**Objective**
Return each line of the records with nothing changed, pictures excepted.

**Supplied data**
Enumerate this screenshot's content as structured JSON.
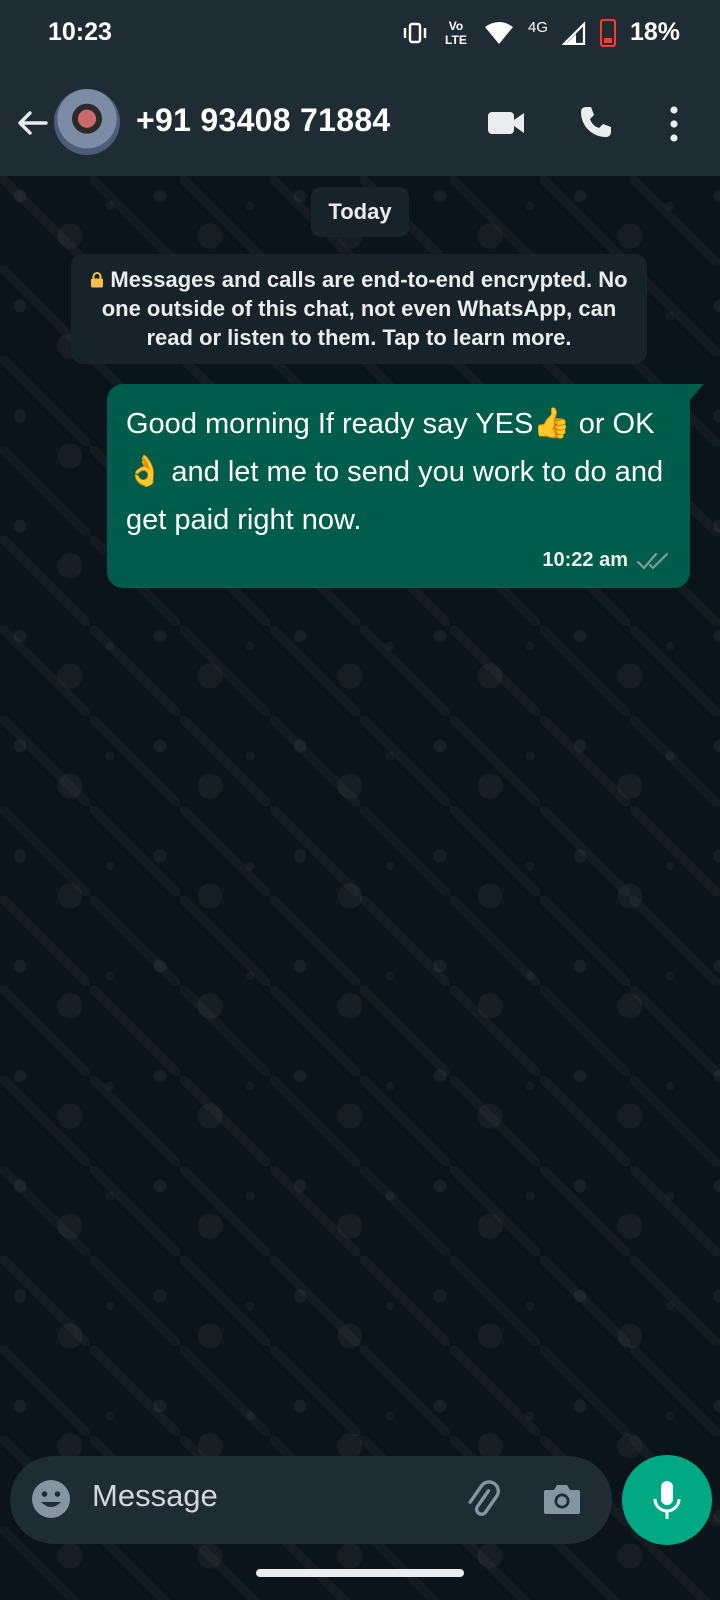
{
  "status_bar": {
    "time": "10:23",
    "network_label": "Vo LTE",
    "signal_label": "4G",
    "battery_percent": "18%"
  },
  "header": {
    "contact_name": "+91 93408 71884"
  },
  "chat": {
    "date_chip": "Today",
    "encryption_notice": "Messages and calls are end-to-end encrypted. No one outside of this chat, not even WhatsApp, can read or listen to them. Tap to learn more.",
    "messages": [
      {
        "direction": "outgoing",
        "text_part1": "Good morning If ready say YES",
        "emoji1": "👍",
        "text_part2": " or OK ",
        "emoji2": "👌",
        "text_part3": " and let me to send you work to do and get paid right now.",
        "time": "10:22 am",
        "status": "read"
      }
    ]
  },
  "composer": {
    "placeholder": "Message"
  },
  "colors": {
    "header_bg": "#1f2c34",
    "chat_bg": "#0b141a",
    "outgoing_bubble": "#005c4b",
    "accent": "#00a884"
  }
}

**Output for this exercise**
Enumerate this screenshot's content as structured JSON.
{
  "status_bar": {
    "time": "10:23",
    "network_label": "Vo LTE",
    "signal_label": "4G",
    "battery_percent": "18%"
  },
  "header": {
    "contact_name": "+91 93408 71884"
  },
  "chat": {
    "date_chip": "Today",
    "encryption_notice": "Messages and calls are end-to-end encrypted. No one outside of this chat, not even WhatsApp, can read or listen to them. Tap to learn more.",
    "messages": [
      {
        "direction": "outgoing",
        "text_part1": "Good morning If ready say YES",
        "emoji1": "👍",
        "text_part2": " or OK ",
        "emoji2": "👌",
        "text_part3": " and let me to send you work to do and get paid right now.",
        "time": "10:22 am",
        "status": "read"
      }
    ]
  },
  "composer": {
    "placeholder": "Message"
  },
  "colors": {
    "header_bg": "#1f2c34",
    "chat_bg": "#0b141a",
    "outgoing_bubble": "#005c4b",
    "accent": "#00a884"
  }
}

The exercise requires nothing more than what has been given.